(Records from a data source)
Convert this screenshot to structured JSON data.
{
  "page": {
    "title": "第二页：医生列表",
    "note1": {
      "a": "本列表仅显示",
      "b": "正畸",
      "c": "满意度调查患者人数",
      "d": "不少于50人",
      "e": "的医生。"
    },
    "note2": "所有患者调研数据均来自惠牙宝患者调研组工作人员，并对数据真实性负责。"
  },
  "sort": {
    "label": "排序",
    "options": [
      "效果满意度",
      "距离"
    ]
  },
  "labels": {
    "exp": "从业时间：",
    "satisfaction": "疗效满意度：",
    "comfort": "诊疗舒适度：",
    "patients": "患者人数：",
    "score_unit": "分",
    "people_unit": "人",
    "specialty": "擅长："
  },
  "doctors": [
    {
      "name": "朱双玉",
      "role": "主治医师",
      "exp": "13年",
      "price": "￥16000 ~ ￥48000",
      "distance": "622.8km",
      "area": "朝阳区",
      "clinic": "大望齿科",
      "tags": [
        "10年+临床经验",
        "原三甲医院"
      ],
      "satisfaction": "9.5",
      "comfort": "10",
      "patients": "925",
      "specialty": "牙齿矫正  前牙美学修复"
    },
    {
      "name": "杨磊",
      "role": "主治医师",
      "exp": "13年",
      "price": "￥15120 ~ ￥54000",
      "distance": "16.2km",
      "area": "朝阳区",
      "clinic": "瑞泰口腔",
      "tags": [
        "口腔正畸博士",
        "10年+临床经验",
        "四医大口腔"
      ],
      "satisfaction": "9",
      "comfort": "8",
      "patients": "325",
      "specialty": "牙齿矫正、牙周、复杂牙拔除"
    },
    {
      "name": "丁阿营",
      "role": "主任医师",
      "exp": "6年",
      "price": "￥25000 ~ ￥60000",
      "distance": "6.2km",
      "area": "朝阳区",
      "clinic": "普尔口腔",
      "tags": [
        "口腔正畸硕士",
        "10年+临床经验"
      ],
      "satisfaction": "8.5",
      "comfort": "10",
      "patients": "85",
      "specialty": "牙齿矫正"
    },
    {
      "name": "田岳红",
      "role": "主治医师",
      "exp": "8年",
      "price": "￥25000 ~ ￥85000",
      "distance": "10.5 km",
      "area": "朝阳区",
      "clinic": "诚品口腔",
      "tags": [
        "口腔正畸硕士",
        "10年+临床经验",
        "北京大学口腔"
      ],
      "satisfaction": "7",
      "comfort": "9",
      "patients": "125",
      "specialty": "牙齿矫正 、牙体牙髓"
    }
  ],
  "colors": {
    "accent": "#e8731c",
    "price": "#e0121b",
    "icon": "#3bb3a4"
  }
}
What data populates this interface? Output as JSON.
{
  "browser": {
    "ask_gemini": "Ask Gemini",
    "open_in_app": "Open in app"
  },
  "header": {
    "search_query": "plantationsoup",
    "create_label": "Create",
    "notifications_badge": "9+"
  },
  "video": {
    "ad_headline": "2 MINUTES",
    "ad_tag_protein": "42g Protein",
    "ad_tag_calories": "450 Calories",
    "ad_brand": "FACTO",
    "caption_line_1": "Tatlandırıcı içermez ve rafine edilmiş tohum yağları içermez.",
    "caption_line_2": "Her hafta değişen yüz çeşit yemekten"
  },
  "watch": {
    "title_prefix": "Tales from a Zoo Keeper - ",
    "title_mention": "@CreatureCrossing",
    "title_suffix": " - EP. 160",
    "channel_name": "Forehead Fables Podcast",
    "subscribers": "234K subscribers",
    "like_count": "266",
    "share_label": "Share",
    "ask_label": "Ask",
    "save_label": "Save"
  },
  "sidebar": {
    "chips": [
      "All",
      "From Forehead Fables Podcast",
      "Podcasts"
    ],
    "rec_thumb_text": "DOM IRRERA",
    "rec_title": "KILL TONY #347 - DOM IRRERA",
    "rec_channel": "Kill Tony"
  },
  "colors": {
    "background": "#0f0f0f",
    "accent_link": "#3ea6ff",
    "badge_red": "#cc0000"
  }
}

• [WHAT YOU HAVE TO DO]
Please output the records once more, exactly as they were written.

• [ANSWER SPACE]
Convert this screenshot to structured JSON data.
{
  "page": {
    "title": "第二页：医生列表",
    "note1": {
      "a": "本列表仅显示",
      "b": "正畸",
      "c": "满意度调查患者人数",
      "d": "不少于50人",
      "e": "的医生。"
    },
    "note2": "所有患者调研数据均来自惠牙宝患者调研组工作人员，并对数据真实性负责。"
  },
  "sort": {
    "label": "排序",
    "options": [
      "效果满意度",
      "距离"
    ]
  },
  "labels": {
    "exp": "从业时间：",
    "satisfaction": "疗效满意度：",
    "comfort": "诊疗舒适度：",
    "patients": "患者人数：",
    "score_unit": "分",
    "people_unit": "人",
    "specialty": "擅长："
  },
  "doctors": [
    {
      "name": "朱双玉",
      "role": "主治医师",
      "exp": "13年",
      "price": "￥16000 ~ ￥48000",
      "distance": "622.8km",
      "area": "朝阳区",
      "clinic": "大望齿科",
      "tags": [
        "10年+临床经验",
        "原三甲医院"
      ],
      "satisfaction": "9.5",
      "comfort": "10",
      "patients": "925",
      "specialty": "牙齿矫正  前牙美学修复"
    },
    {
      "name": "杨磊",
      "role": "主治医师",
      "exp": "13年",
      "price": "￥15120 ~ ￥54000",
      "distance": "16.2km",
      "area": "朝阳区",
      "clinic": "瑞泰口腔",
      "tags": [
        "口腔正畸博士",
        "10年+临床经验",
        "四医大口腔"
      ],
      "satisfaction": "9",
      "comfort": "8",
      "patients": "325",
      "specialty": "牙齿矫正、牙周、复杂牙拔除"
    },
    {
      "name": "丁阿营",
      "role": "主任医师",
      "exp": "6年",
      "price": "￥25000 ~ ￥60000",
      "distance": "6.2km",
      "area": "朝阳区",
      "clinic": "普尔口腔",
      "tags": [
        "口腔正畸硕士",
        "10年+临床经验"
      ],
      "satisfaction": "8.5",
      "comfort": "10",
      "patients": "85",
      "specialty": "牙齿矫正"
    },
    {
      "name": "田岳红",
      "role": "主治医师",
      "exp": "8年",
      "price": "￥25000 ~ ￥85000",
      "distance": "10.5 km",
      "area": "朝阳区",
      "clinic": "诚品口腔",
      "tags": [
        "口腔正畸硕士",
        "10年+临床经验",
        "北京大学口腔"
      ],
      "satisfaction": "7",
      "comfort": "9",
      "patients": "125",
      "specialty": "牙齿矫正 、牙体牙髓"
    }
  ],
  "colors": {
    "accent": "#e8731c",
    "price": "#e0121b",
    "icon": "#3bb3a4"
  }
}
What data populates this interface? Output as JSON.
{
  "browser": {
    "ask_gemini": "Ask Gemini",
    "open_in_app": "Open in app"
  },
  "header": {
    "search_query": "plantationsoup",
    "create_label": "Create",
    "notifications_badge": "9+"
  },
  "video": {
    "ad_headline": "2 MINUTES",
    "ad_tag_protein": "42g Protein",
    "ad_tag_calories": "450 Calories",
    "ad_brand": "FACTO",
    "caption_line_1": "Tatlandırıcı içermez ve rafine edilmiş tohum yağları içermez.",
    "caption_line_2": "Her hafta değişen yüz çeşit yemekten"
  },
  "watch": {
    "title_prefix": "Tales from a Zoo Keeper - ",
    "title_mention": "@CreatureCrossing",
    "title_suffix": " - EP. 160",
    "channel_name": "Forehead Fables Podcast",
    "subscribers": "234K subscribers",
    "like_count": "266",
    "share_label": "Share",
    "ask_label": "Ask",
    "save_label": "Save"
  },
  "sidebar": {
    "chips": [
      "All",
      "From Forehead Fables Podcast",
      "Podcasts"
    ],
    "rec_thumb_text": "DOM IRRERA",
    "rec_title": "KILL TONY #347 - DOM IRRERA",
    "rec_channel": "Kill Tony"
  },
  "colors": {
    "background": "#0f0f0f",
    "accent_link": "#3ea6ff",
    "badge_red": "#cc0000"
  }
}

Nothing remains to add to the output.